#### [REQUIRED WORK]
Keep only the lines of the listing that include the word "Paraná", and copy them.

#### [Dataset rows about figures]
— begin —

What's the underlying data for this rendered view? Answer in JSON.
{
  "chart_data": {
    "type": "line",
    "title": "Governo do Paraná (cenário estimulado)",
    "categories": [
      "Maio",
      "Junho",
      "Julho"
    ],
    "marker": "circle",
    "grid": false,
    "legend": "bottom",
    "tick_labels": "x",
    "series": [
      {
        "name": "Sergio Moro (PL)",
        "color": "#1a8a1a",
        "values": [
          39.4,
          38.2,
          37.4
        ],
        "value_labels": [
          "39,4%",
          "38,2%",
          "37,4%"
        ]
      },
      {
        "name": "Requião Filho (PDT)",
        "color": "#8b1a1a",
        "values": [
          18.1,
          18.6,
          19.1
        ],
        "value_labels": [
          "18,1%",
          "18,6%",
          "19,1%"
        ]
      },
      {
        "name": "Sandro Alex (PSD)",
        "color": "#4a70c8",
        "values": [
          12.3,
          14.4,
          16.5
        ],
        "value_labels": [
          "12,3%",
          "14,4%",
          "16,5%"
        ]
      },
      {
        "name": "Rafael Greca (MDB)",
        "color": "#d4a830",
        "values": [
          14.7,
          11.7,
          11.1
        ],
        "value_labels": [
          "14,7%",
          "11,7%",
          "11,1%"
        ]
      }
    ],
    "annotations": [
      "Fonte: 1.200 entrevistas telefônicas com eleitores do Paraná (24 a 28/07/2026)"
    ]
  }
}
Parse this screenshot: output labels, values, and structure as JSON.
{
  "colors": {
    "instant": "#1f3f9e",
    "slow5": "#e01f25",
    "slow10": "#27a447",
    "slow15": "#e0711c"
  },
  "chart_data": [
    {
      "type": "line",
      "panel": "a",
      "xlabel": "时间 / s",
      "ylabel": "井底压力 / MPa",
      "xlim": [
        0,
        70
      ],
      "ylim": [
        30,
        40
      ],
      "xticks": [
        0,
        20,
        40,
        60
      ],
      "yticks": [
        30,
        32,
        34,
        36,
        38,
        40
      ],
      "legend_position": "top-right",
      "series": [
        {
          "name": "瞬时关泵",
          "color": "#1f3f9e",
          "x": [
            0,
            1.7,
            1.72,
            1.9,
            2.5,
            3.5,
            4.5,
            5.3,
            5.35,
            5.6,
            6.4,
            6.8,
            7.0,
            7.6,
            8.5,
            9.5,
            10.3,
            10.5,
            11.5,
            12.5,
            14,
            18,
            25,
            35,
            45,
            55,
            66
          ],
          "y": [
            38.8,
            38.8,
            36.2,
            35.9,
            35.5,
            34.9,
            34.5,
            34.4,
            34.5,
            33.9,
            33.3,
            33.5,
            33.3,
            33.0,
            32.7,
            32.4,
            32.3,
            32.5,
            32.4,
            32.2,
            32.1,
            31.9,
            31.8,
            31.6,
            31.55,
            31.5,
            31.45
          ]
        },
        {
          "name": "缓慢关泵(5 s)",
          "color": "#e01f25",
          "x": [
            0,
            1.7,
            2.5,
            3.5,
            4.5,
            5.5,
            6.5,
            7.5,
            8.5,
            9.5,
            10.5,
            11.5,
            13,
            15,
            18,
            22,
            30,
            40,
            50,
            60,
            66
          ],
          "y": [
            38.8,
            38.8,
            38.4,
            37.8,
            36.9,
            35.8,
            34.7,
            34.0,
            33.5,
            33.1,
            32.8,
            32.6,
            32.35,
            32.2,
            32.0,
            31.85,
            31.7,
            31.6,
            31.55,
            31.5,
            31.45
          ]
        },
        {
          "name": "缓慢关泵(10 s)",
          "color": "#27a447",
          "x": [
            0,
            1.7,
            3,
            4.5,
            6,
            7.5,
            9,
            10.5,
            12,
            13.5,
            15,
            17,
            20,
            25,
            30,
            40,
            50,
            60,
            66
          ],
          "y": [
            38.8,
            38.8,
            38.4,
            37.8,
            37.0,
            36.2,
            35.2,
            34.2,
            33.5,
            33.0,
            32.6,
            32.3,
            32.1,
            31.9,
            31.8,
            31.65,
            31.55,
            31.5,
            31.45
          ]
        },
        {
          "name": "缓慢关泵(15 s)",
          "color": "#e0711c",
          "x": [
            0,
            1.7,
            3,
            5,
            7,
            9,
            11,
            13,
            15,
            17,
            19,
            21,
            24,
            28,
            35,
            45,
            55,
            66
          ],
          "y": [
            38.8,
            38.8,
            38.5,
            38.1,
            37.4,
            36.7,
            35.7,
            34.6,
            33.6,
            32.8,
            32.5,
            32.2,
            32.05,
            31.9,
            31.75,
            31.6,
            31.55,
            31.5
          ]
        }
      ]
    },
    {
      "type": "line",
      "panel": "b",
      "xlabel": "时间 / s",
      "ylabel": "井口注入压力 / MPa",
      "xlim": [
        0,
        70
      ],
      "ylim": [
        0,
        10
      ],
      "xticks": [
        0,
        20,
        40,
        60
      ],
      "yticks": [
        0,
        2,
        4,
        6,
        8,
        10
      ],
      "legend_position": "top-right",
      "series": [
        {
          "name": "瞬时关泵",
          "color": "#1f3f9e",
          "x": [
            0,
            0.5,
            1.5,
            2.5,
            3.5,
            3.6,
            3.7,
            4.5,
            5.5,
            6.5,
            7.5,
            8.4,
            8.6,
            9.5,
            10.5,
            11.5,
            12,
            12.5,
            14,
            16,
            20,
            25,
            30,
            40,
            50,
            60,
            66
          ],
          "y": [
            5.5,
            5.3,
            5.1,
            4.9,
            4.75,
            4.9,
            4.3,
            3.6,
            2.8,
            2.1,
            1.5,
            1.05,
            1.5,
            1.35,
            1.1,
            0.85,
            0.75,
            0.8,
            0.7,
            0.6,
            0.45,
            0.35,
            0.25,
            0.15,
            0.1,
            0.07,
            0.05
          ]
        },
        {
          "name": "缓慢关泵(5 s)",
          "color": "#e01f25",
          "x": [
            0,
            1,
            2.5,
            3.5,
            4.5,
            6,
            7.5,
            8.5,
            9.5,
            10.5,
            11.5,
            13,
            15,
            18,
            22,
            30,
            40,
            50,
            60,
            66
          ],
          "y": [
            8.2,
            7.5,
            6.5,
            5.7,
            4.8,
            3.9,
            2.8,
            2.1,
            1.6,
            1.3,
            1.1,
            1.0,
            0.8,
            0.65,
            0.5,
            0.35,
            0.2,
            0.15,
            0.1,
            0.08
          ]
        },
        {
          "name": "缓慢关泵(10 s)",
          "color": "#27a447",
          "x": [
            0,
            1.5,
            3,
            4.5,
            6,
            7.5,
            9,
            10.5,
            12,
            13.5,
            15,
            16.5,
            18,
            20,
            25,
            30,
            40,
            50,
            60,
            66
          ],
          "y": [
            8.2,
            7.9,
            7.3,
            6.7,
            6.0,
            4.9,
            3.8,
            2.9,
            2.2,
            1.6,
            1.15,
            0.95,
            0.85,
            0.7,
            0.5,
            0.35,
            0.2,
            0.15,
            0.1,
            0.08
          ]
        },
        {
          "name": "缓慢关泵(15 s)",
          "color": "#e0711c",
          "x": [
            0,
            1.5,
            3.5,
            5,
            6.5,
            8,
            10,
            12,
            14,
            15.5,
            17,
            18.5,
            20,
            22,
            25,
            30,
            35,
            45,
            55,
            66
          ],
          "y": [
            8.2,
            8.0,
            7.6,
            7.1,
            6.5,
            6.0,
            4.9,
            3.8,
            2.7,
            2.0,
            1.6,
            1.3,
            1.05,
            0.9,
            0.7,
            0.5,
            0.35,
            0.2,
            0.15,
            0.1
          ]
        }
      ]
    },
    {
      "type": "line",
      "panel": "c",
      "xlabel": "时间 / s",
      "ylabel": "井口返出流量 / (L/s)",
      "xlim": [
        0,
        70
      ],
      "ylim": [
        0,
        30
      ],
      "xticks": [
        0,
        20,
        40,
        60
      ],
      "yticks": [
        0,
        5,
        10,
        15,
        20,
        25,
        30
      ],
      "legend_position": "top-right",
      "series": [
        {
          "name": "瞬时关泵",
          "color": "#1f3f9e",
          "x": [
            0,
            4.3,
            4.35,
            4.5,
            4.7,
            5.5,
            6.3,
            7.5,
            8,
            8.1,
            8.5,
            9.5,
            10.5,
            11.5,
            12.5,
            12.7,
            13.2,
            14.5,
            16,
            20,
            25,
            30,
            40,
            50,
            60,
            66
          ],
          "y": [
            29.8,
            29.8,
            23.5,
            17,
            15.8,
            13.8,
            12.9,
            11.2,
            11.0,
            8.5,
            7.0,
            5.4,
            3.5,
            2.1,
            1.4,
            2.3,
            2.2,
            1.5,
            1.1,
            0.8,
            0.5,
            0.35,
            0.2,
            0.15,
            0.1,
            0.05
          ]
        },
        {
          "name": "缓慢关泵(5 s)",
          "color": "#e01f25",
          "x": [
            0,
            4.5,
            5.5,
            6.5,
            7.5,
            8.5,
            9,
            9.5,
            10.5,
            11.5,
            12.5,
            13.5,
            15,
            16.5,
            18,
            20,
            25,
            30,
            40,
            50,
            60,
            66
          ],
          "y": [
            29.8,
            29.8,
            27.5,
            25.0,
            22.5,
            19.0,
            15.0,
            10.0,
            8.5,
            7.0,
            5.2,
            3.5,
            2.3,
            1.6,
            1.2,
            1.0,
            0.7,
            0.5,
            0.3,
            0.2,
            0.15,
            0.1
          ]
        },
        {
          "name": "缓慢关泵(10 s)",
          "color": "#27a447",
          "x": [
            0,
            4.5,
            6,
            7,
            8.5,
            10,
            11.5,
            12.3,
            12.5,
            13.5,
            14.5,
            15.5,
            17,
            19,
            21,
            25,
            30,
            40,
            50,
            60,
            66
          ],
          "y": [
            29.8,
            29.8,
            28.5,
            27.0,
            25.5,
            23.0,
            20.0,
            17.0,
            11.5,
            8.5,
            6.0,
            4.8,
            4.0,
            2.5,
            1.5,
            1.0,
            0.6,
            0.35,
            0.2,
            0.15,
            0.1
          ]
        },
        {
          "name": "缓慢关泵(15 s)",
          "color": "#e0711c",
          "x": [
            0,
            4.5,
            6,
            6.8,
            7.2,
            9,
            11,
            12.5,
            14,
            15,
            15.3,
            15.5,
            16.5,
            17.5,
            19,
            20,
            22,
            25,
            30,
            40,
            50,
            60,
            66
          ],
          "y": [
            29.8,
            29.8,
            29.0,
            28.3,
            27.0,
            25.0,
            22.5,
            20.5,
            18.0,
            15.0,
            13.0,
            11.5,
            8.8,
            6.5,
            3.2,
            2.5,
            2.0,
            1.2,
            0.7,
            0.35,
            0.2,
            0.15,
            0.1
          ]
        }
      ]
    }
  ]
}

— end —

#### [RESULT OF THE EXERCISE]
    "title": "Governo do Paraná (cenário estimulado)",
      "Fonte: 1.200 entrevistas telefônicas com eleitores do Paraná (24 a 28/07/2026)"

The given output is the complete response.